- Task statement
Copy out all the data, word for word.

--- Start of Dataset rows ---

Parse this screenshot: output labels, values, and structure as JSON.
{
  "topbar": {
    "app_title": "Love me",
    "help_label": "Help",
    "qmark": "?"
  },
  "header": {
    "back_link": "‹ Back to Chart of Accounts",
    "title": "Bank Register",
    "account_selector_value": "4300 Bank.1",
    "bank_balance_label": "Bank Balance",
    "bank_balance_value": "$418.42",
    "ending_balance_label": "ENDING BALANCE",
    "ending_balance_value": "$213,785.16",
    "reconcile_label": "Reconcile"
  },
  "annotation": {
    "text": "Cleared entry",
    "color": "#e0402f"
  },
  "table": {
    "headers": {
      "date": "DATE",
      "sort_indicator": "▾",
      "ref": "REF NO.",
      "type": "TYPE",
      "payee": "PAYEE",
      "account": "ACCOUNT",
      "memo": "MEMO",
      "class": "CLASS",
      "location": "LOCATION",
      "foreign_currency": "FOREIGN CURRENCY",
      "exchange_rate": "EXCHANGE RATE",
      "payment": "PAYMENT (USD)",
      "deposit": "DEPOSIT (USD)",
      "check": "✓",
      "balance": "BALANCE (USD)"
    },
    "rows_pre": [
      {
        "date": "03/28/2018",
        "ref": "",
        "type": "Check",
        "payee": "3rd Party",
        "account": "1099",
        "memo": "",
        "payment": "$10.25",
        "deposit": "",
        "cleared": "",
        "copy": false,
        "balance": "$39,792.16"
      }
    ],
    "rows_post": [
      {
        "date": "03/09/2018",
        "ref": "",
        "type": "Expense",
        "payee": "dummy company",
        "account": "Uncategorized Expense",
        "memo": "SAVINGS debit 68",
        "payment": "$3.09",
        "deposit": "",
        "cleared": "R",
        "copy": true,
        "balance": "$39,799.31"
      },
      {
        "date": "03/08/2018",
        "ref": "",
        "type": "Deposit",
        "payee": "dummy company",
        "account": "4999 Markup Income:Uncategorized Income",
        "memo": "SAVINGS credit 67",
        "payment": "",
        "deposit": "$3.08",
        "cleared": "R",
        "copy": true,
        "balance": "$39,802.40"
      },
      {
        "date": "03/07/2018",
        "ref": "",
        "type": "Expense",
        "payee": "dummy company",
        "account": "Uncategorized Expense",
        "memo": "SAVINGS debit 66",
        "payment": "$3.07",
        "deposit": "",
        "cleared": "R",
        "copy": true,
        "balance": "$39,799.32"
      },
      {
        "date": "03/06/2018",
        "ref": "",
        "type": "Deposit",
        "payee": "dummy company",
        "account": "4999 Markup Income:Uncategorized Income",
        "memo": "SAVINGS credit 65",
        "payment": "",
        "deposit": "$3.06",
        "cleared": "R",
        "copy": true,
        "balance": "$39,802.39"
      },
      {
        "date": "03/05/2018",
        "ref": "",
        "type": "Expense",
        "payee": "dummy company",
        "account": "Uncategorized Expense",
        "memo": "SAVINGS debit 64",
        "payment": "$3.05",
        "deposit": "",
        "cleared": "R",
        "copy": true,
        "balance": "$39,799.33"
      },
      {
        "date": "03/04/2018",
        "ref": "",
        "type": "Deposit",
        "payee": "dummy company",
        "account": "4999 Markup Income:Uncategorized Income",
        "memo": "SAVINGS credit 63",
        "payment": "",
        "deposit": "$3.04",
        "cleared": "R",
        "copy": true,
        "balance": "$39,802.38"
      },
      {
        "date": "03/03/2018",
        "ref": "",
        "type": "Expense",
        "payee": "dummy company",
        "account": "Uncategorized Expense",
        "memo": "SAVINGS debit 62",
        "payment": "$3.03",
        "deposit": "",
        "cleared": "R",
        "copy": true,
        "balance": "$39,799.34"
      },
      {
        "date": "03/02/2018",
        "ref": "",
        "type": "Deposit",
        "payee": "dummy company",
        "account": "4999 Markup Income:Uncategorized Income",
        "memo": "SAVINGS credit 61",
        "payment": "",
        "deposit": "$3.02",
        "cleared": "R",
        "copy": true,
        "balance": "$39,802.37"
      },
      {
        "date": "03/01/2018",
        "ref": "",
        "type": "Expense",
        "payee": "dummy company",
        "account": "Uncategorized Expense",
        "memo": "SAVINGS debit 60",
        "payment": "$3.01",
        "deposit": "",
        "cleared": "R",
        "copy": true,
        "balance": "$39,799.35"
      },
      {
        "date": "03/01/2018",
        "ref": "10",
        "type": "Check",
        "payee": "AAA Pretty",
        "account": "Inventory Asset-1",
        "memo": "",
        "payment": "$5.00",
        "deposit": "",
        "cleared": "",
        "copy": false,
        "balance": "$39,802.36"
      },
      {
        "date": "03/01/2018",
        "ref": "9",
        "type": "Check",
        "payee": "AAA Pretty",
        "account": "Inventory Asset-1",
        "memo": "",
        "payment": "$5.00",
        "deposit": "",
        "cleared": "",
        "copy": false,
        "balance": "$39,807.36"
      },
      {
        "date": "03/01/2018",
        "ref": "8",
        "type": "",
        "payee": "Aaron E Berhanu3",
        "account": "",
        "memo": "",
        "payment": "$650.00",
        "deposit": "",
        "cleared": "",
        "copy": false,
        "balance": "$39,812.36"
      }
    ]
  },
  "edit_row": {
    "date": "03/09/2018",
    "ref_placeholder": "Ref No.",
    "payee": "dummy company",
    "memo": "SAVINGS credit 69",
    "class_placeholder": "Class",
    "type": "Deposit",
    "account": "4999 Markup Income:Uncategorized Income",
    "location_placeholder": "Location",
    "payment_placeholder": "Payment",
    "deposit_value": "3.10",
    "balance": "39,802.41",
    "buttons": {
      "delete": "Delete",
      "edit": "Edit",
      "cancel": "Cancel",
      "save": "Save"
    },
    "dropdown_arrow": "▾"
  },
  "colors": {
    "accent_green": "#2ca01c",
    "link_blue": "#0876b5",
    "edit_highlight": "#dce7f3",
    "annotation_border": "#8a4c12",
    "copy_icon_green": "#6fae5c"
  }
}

--- End of Dataset rows ---

- Answer
Parse this screenshot: output labels, values, and structure as JSON.
{
  "topbar": {
    "app_title": "Love me",
    "help_label": "Help",
    "qmark": "?"
  },
  "header": {
    "back_link": "‹ Back to Chart of Accounts",
    "title": "Bank Register",
    "account_selector_value": "4300 Bank.1",
    "bank_balance_label": "Bank Balance",
    "bank_balance_value": "$418.42",
    "ending_balance_label": "ENDING BALANCE",
    "ending_balance_value": "$213,785.16",
    "reconcile_label": "Reconcile"
  },
  "annotation": {
    "text": "Cleared entry",
    "color": "#e0402f"
  },
  "table": {
    "headers": {
      "date": "DATE",
      "sort_indicator": "▾",
      "ref": "REF NO.",
      "type": "TYPE",
      "payee": "PAYEE",
      "account": "ACCOUNT",
      "memo": "MEMO",
      "class": "CLASS",
      "location": "LOCATION",
      "foreign_currency": "FOREIGN CURRENCY",
      "exchange_rate": "EXCHANGE RATE",
      "payment": "PAYMENT (USD)",
      "deposit": "DEPOSIT (USD)",
      "check": "✓",
      "balance": "BALANCE (USD)"
    },
    "rows_pre": [
      {
        "date": "03/28/2018",
        "ref": "",
        "type": "Check",
        "payee": "3rd Party",
        "account": "1099",
        "memo": "",
        "payment": "$10.25",
        "deposit": "",
        "cleared": "",
        "copy": false,
        "balance": "$39,792.16"
      }
    ],
    "rows_post": [
      {
        "date": "03/09/2018",
        "ref": "",
        "type": "Expense",
        "payee": "dummy company",
        "account": "Uncategorized Expense",
        "memo": "SAVINGS debit 68",
        "payment": "$3.09",
        "deposit": "",
        "cleared": "R",
        "copy": true,
        "balance": "$39,799.31"
      },
      {
        "date": "03/08/2018",
        "ref": "",
        "type": "Deposit",
        "payee": "dummy company",
        "account": "4999 Markup Income:Uncategorized Income",
        "memo": "SAVINGS credit 67",
        "payment": "",
        "deposit": "$3.08",
        "cleared": "R",
        "copy": true,
        "balance": "$39,802.40"
      },
      {
        "date": "03/07/2018",
        "ref": "",
        "type": "Expense",
        "payee": "dummy company",
        "account": "Uncategorized Expense",
        "memo": "SAVINGS debit 66",
        "payment": "$3.07",
        "deposit": "",
        "cleared": "R",
        "copy": true,
        "balance": "$39,799.32"
      },
      {
        "date": "03/06/2018",
        "ref": "",
        "type": "Deposit",
        "payee": "dummy company",
        "account": "4999 Markup Income:Uncategorized Income",
        "memo": "SAVINGS credit 65",
        "payment": "",
        "deposit": "$3.06",
        "cleared": "R",
        "copy": true,
        "balance": "$39,802.39"
      },
      {
        "date": "03/05/2018",
        "ref": "",
        "type": "Expense",
        "payee": "dummy company",
        "account": "Uncategorized Expense",
        "memo": "SAVINGS debit 64",
        "payment": "$3.05",
        "deposit": "",
        "cleared": "R",
        "copy": true,
        "balance": "$39,799.33"
      },
      {
        "date": "03/04/2018",
        "ref": "",
        "type": "Deposit",
        "payee": "dummy company",
        "account": "4999 Markup Income:Uncategorized Income",
        "memo": "SAVINGS credit 63",
        "payment": "",
        "deposit": "$3.04",
        "cleared": "R",
        "copy": true,
        "balance": "$39,802.38"
      },
      {
        "date": "03/03/2018",
        "ref": "",
        "type": "Expense",
        "payee": "dummy company",
        "account": "Uncategorized Expense",
        "memo": "SAVINGS debit 62",
        "payment": "$3.03",
        "deposit": "",
        "cleared": "R",
        "copy": true,
        "balance": "$39,799.34"
      },
      {
        "date": "03/02/2018",
        "ref": "",
        "type": "Deposit",
        "payee": "dummy company",
        "account": "4999 Markup Income:Uncategorized Income",
        "memo": "SAVINGS credit 61",
        "payment": "",
        "deposit": "$3.02",
        "cleared": "R",
        "copy": true,
        "balance": "$39,802.37"
      },
      {
        "date": "03/01/2018",
        "ref": "",
        "type": "Expense",
        "payee": "dummy company",
        "account": "Uncategorized Expense",
        "memo": "SAVINGS debit 60",
        "payment": "$3.01",
        "deposit": "",
        "cleared": "R",
        "copy": true,
        "balance": "$39,799.35"
      },
      {
        "date": "03/01/2018",
        "ref": "10",
        "type": "Check",
        "payee": "AAA Pretty",
        "account": "Inventory Asset-1",
        "memo": "",
        "payment": "$5.00",
        "deposit": "",
        "cleared": "",
        "copy": false,
        "balance": "$39,802.36"
      },
      {
        "date": "03/01/2018",
        "ref": "9",
        "type": "Check",
        "payee": "AAA Pretty",
        "account": "Inventory Asset-1",
        "memo": "",
        "payment": "$5.00",
        "deposit": "",
        "cleared": "",
        "copy": false,
        "balance": "$39,807.36"
      },
      {
        "date": "03/01/2018",
        "ref": "8",
        "type": "",
        "payee": "Aaron E Berhanu3",
        "account": "",
        "memo": "",
        "payment": "$650.00",
        "deposit": "",
        "cleared": "",
        "copy": false,
        "balance": "$39,812.36"
      }
    ]
  },
  "edit_row": {
    "date": "03/09/2018",
    "ref_placeholder": "Ref No.",
    "payee": "dummy company",
    "memo": "SAVINGS credit 69",
    "class_placeholder": "Class",
    "type": "Deposit",
    "account": "4999 Markup Income:Uncategorized Income",
    "location_placeholder": "Location",
    "payment_placeholder": "Payment",
    "deposit_value": "3.10",
    "balance": "39,802.41",
    "buttons": {
      "delete": "Delete",
      "edit": "Edit",
      "cancel": "Cancel",
      "save": "Save"
    },
    "dropdown_arrow": "▾"
  },
  "colors": {
    "accent_green": "#2ca01c",
    "link_blue": "#0876b5",
    "edit_highlight": "#dce7f3",
    "annotation_border": "#8a4c12",
    "copy_icon_green": "#6fae5c"
  }
}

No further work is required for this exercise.